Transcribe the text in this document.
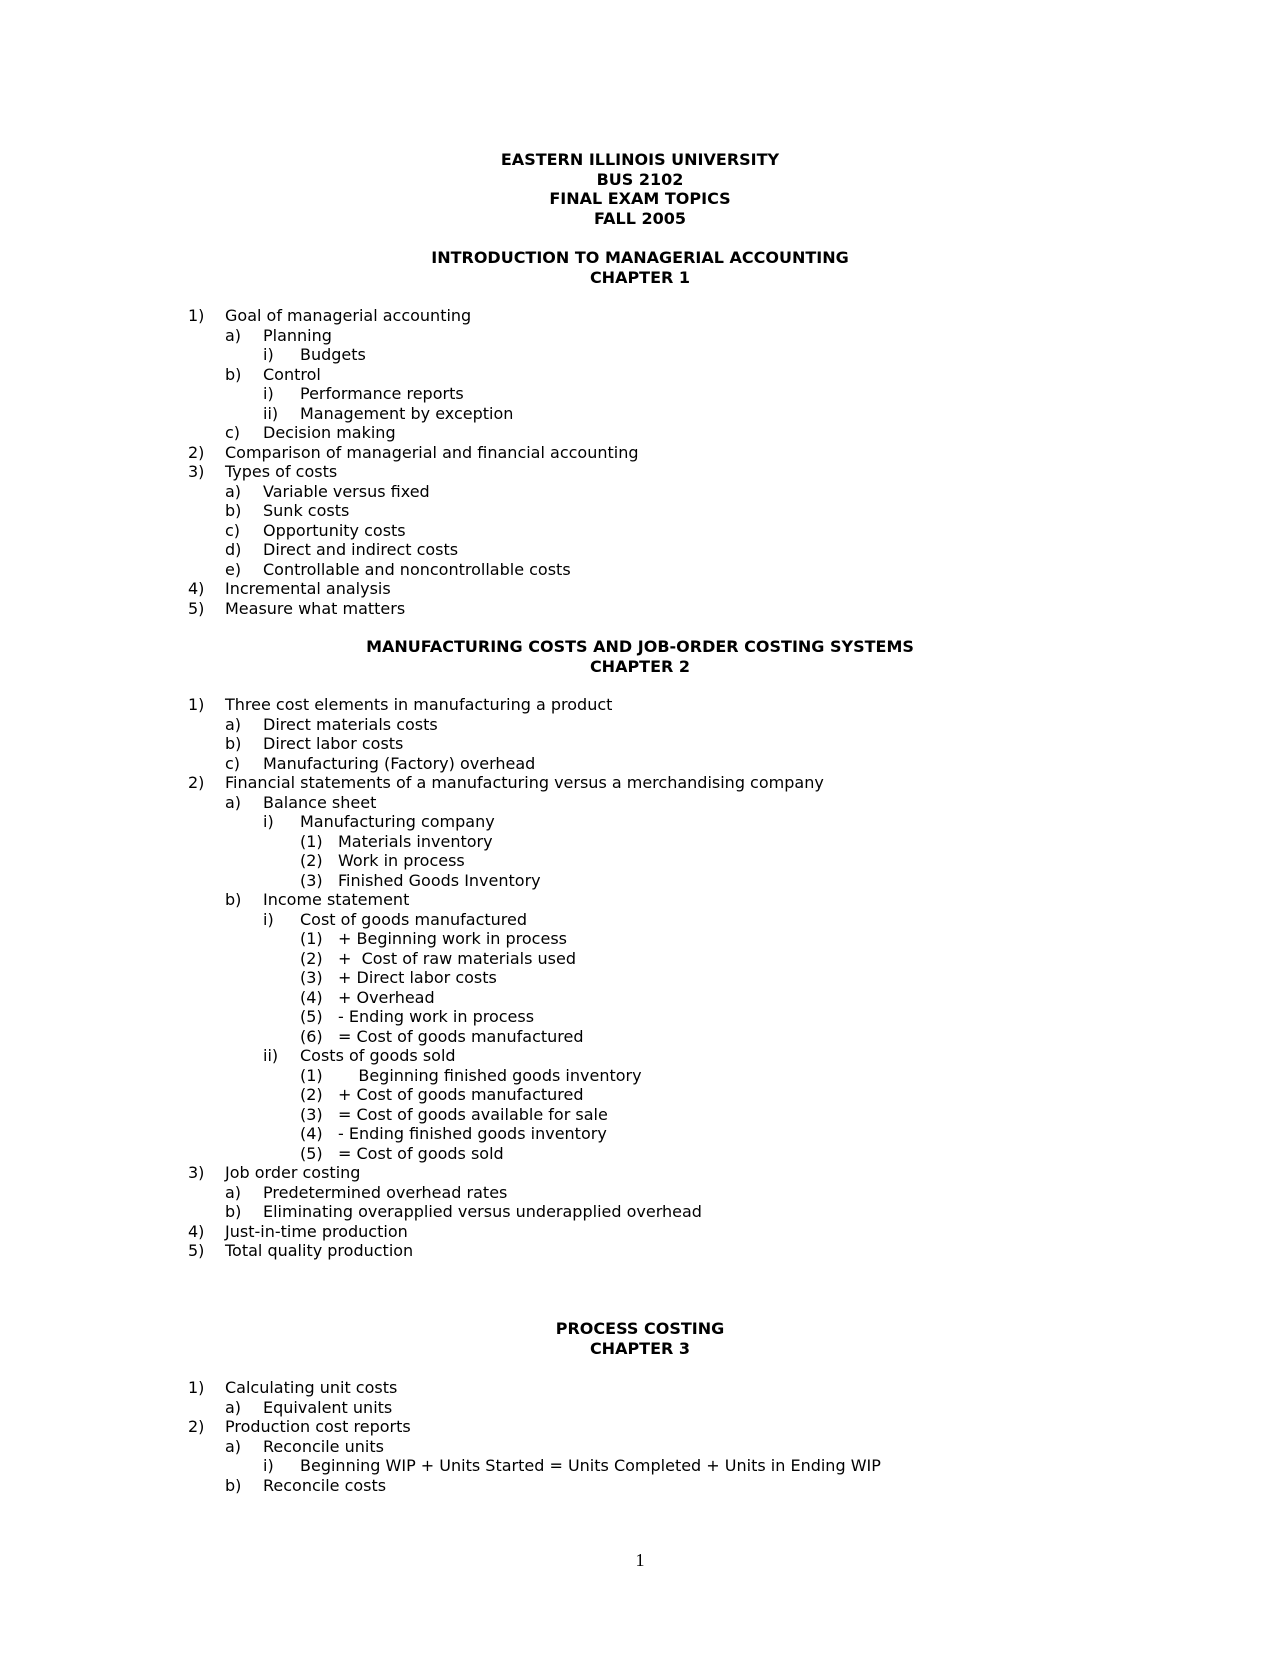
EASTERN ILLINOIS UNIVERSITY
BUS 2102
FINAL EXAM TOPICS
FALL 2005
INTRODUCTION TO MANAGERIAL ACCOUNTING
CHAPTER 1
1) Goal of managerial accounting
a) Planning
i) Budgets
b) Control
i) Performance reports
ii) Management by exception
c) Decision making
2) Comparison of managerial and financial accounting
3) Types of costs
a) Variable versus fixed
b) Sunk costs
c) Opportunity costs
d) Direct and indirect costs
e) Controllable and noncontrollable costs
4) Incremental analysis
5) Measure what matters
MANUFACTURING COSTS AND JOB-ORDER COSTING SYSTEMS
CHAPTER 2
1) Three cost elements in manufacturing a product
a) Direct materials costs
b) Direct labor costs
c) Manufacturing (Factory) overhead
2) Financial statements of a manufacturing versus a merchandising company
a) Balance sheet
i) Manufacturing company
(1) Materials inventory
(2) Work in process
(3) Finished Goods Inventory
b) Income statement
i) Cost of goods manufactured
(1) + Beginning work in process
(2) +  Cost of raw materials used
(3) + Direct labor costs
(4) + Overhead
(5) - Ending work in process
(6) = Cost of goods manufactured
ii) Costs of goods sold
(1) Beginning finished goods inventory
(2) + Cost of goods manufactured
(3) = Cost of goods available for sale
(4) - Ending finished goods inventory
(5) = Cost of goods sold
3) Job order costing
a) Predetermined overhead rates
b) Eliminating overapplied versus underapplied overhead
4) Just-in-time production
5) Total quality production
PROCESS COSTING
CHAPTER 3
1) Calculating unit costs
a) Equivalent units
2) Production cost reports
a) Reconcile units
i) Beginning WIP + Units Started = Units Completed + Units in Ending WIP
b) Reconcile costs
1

> **What the task asks**
All of the entries need to be transcribed word for word; pictures are left out.

> **Response**
Transcribe the text in this document.
EASTERN ILLINOIS UNIVERSITY
BUS 2102
FINAL EXAM TOPICS
FALL 2005
INTRODUCTION TO MANAGERIAL ACCOUNTING
CHAPTER 1
1) Goal of managerial accounting
a) Planning
i) Budgets
b) Control
i) Performance reports
ii) Management by exception
c) Decision making
2) Comparison of managerial and financial accounting
3) Types of costs
a) Variable versus fixed
b) Sunk costs
c) Opportunity costs
d) Direct and indirect costs
e) Controllable and noncontrollable costs
4) Incremental analysis
5) Measure what matters
MANUFACTURING COSTS AND JOB-ORDER COSTING SYSTEMS
CHAPTER 2
1) Three cost elements in manufacturing a product
a) Direct materials costs
b) Direct labor costs
c) Manufacturing (Factory) overhead
2) Financial statements of a manufacturing versus a merchandising company
a) Balance sheet
i) Manufacturing company
(1) Materials inventory
(2) Work in process
(3) Finished Goods Inventory
b) Income statement
i) Cost of goods manufactured
(1) + Beginning work in process
(2) +  Cost of raw materials used
(3) + Direct labor costs
(4) + Overhead
(5) - Ending work in process
(6) = Cost of goods manufactured
ii) Costs of goods sold
(1) Beginning finished goods inventory
(2) + Cost of goods manufactured
(3) = Cost of goods available for sale
(4) - Ending finished goods inventory
(5) = Cost of goods sold
3) Job order costing
a) Predetermined overhead rates
b) Eliminating overapplied versus underapplied overhead
4) Just-in-time production
5) Total quality production
PROCESS COSTING
CHAPTER 3
1) Calculating unit costs
a) Equivalent units
2) Production cost reports
a) Reconcile units
i) Beginning WIP + Units Started = Units Completed + Units in Ending WIP
b) Reconcile costs
1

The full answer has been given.